## START Material for this exercise

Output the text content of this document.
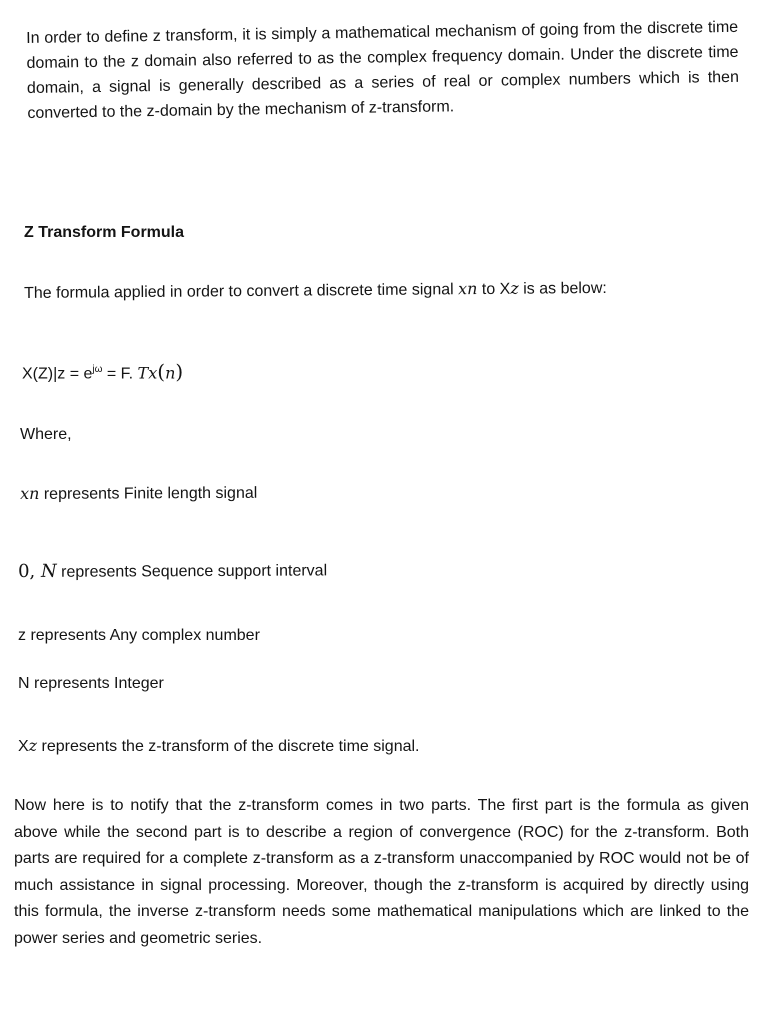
In order to define z transform, it is simply a mathematical mechanism of going from the discrete time domain to the z domain also referred to as the complex frequency domain. Under the discrete time domain, a signal is generally described as a series of real or complex numbers which is then converted to the z-domain by the mechanism of z-transform.

Z Transform Formula
The formula applied in order to convert a discrete time signal xn to Xz is as below:
$X(Z)|z = e^{j\omega} = F$. Tx(n)
Where,
xn represents Finite length signal
0, N represents Sequence support interval
z represents Any complex number
N represents Integer
Xz represents the z-transform of the discrete time signal.

Now here is to notify that the z-transform comes in two parts. The first part is the formula as given above while the second part is to describe a region of convergence (ROC) for the z-transform. Both parts are required for a complete z-transform as a z-transform unaccompanied by ROC would not be of much assistance in signal processing. Moreover, though the z-transform is acquired by directly using this formula, the inverse z-transform needs some mathematical manipulations which are linked to the power series and geometric series.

## END Material for this exercise

▶ [Objective] In the listing above, count each line that holds the string "order". Give the number only.

▶ [Correct result] 2